* PROBLEM *
Show every line below where "color" can be found.
+ + + + + + +
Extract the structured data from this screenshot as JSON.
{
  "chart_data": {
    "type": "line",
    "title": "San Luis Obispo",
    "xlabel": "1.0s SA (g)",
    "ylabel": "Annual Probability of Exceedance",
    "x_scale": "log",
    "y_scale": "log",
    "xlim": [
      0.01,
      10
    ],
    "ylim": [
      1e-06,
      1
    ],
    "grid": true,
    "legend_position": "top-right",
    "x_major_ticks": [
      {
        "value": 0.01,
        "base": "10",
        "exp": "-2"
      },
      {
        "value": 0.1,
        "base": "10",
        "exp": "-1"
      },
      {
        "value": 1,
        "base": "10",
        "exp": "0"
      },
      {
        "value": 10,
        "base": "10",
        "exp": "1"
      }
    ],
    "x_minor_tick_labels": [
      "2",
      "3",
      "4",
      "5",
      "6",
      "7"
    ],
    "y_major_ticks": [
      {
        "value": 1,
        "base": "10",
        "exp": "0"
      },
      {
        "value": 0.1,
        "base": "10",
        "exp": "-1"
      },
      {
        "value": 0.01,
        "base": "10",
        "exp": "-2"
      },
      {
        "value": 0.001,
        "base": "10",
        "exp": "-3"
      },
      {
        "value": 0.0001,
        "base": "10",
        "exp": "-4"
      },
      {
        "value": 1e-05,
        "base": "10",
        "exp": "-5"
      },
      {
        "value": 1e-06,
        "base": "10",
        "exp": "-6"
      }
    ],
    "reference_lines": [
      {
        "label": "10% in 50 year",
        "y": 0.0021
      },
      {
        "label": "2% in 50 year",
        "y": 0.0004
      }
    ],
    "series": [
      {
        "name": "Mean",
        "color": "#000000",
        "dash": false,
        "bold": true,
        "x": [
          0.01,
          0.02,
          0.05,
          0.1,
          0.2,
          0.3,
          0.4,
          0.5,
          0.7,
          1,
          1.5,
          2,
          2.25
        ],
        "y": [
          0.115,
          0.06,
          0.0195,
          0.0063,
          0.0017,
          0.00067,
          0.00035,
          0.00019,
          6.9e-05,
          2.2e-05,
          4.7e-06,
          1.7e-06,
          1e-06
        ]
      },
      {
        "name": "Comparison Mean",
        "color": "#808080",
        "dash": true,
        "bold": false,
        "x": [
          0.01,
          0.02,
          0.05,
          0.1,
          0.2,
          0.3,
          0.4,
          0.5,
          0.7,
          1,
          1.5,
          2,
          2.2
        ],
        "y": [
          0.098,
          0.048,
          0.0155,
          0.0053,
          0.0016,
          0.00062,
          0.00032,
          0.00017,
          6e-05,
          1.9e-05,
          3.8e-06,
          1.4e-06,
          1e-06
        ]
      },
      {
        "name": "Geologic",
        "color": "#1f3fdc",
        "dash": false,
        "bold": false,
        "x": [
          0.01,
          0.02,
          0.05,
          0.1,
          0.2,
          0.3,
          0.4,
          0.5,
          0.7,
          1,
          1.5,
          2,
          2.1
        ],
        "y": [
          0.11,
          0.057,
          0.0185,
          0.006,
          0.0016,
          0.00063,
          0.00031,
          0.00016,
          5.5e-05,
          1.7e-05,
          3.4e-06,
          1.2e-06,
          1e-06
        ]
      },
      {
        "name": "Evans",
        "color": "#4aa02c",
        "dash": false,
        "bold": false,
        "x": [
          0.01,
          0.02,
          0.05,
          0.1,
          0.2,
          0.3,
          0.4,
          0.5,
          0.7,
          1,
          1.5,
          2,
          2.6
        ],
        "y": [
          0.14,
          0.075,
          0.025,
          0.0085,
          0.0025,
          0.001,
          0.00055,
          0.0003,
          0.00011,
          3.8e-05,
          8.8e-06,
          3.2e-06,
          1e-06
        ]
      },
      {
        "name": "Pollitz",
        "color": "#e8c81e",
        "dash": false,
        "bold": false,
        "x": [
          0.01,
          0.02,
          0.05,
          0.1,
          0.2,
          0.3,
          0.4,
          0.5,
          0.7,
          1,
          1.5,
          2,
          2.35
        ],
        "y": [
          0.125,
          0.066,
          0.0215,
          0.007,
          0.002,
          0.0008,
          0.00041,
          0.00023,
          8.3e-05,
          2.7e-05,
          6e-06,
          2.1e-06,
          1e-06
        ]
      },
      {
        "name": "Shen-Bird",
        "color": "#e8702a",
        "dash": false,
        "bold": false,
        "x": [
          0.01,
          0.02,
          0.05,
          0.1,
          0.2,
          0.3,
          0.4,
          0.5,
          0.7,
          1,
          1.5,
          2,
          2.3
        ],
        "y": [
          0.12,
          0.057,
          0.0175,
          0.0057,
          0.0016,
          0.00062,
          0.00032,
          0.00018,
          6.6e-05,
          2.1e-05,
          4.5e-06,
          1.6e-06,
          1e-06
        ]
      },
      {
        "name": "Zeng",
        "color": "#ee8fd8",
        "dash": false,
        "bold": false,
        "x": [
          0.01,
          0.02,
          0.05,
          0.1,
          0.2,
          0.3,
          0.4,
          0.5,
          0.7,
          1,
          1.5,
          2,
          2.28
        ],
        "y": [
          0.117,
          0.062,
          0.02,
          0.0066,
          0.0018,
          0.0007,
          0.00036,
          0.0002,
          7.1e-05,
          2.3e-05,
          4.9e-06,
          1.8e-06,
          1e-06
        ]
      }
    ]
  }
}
+ + + + + + +
* CORRECT OUTPUT *
        "color": "#000000",
        "color": "#808080",
        "color": "#1f3fdc",
        "color": "#4aa02c",
        "color": "#e8c81e",
        "color": "#e8702a",
        "color": "#ee8fd8",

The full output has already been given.